_EXERCISE_
Which lines below hold the word "circa"? Copy all of them.
* Start EXCERPTED DATA *
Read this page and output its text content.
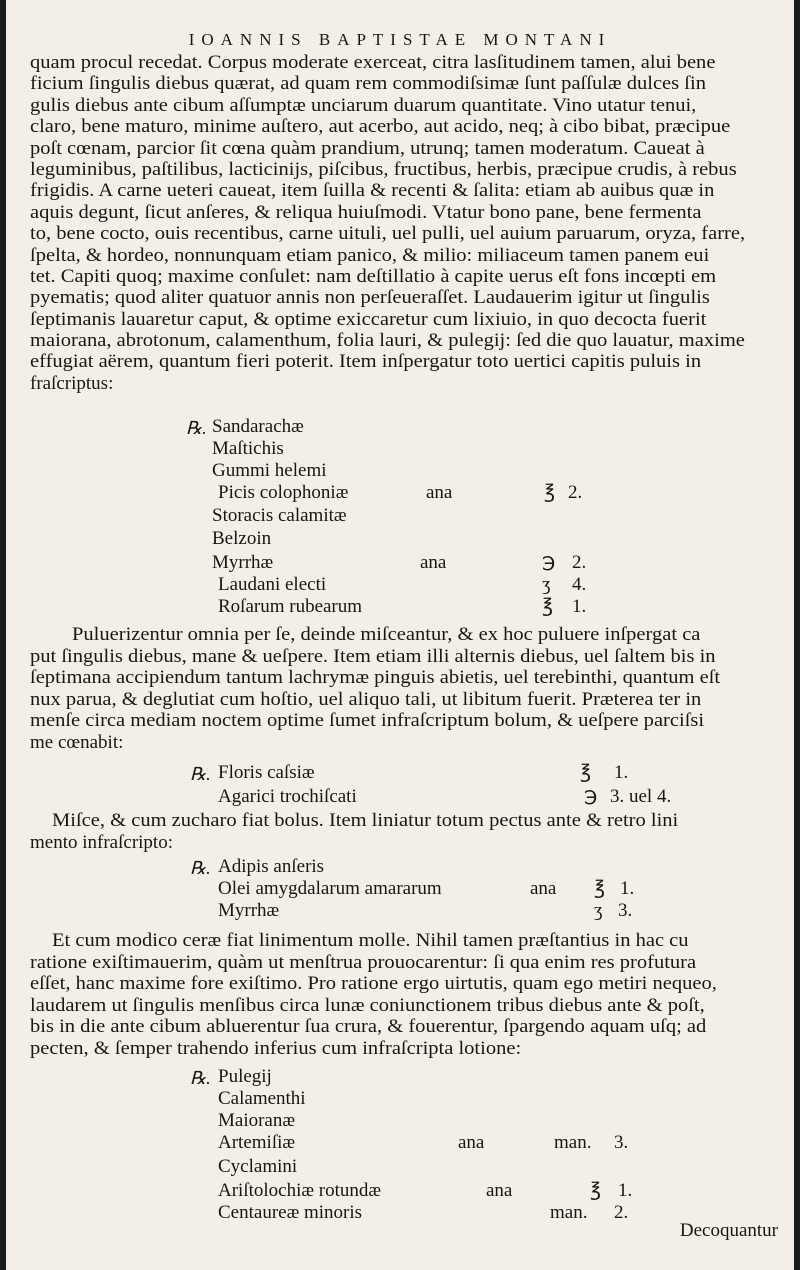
IOANNIS BAPTISTAE MONTANI
quam procul recedat. Corpus moderate exerceat, citra lasſitudinem tamen, alui bene
ficium ſingulis diebus quærat, ad quam rem commodiſsimæ ſunt paſſulæ dulces ſin
gulis diebus ante cibum aſſumptæ unciarum duarum quantitate. Vino utatur tenui,
claro, bene maturo, minime auſtero, aut acerbo, aut acido, neq; à cibo bibat, præcipue
poſt cœnam, parcior ſit cœna quàm prandium, utrunq; tamen moderatum. Caueat à
leguminibus, paſtilibus, lacticinijs, piſcibus, fructibus, herbis, præcipue crudis, à rebus
frigidis. A carne ueteri caueat, item ſuilla & recenti & ſalita: etiam ab auibus quæ in
aquis degunt, ſicut anſeres, & reliqua huiuſmodi. Vtatur bono pane, bene fermenta
to, bene cocto, ouis recentibus, carne uituli, uel pulli, uel auium paruarum, oryza, farre,
ſpelta, & hordeo, nonnunquam etiam panico, & milio: miliaceum tamen panem eui
tet. Capiti quoq; maxime conſulet: nam deſtillatio à capite uerus eſt fons incœpti em
pyematis; quod aliter quatuor annis non perſeueraſſet. Laudauerim igitur ut ſingulis
ſeptimanis lauaretur caput, & optime exiccaretur cum lixiuio, in quo decocta fuerit
maiorana, abrotonum, calamenthum, folia lauri, & pulegij: ſed die quo lauatur, maxime
effugiat aërem, quantum fieri poterit. Item inſpergatur toto uertici capitis puluis in
fraſcriptus:
℞. Sandarachæ
Maſtichis
Gummi helemi
Picis colophoniæ	ana	℥ 2.
Storacis calamitæ
Belzoin
Myrrhæ	ana	℈ 2.
Laudani electi	ʒ 4.
Roſarum rubearum	℥ 1.
Puluerizentur omnia per ſe, deinde miſceantur, & ex hoc puluere inſpergat ca
put ſingulis diebus, mane & ueſpere. Item etiam illi alternis diebus, uel ſaltem bis in
ſeptimana accipiendum tantum lachrymæ pinguis abietis, uel terebinthi, quantum eſt
nux parua, & deglutiat cum hoſtio, uel aliquo tali, ut libitum fuerit. Præterea ter in
menſe circa mediam noctem optime ſumet infraſcriptum bolum, & ueſpere parciſsi
me cœnabit:
℞. Floris caſsiæ	℥ 1.
Agarici trochiſcati	℈ 3. uel 4.
Miſce, & cum zucharo fiat bolus. Item liniatur totum pectus ante & retro lini
mento infraſcripto:
℞. Adipis anſeris
Olei amygdalarum amararum	ana ℥ 1.
Myrrhæ	ʒ 3.
Et cum modico ceræ fiat linimentum molle. Nihil tamen præſtantius in hac cu
ratione exiſtimauerim, quàm ut menſtrua prouocarentur: ſi qua enim res profutura
eſſet, hanc maxime fore exiſtimo. Pro ratione ergo uirtutis, quam ego metiri nequeo,
laudarem ut ſingulis menſibus circa lunæ coniunctionem tribus diebus ante & poſt,
bis in die ante cibum abluerentur ſua crura, & fouerentur, ſpargendo aquam uſq; ad
pecten, & ſemper trahendo inferius cum infraſcripta lotione:
℞. Pulegij
Calamenthi
Maioranæ
Artemiſiæ	ana	man. 3.
Cyclamini
Ariſtolochiæ rotundæ	ana	℥ 1.
Centaureæ minoris	man. 2.
Decoquantur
* End EXCERPTED DATA *
_EXERCISE SOLUTION_
menſe circa mediam noctem optime ſumet infraſcriptum bolum, & ueſpere parciſsi
laudarem ut ſingulis menſibus circa lunæ coniunctionem tribus diebus ante & poſt,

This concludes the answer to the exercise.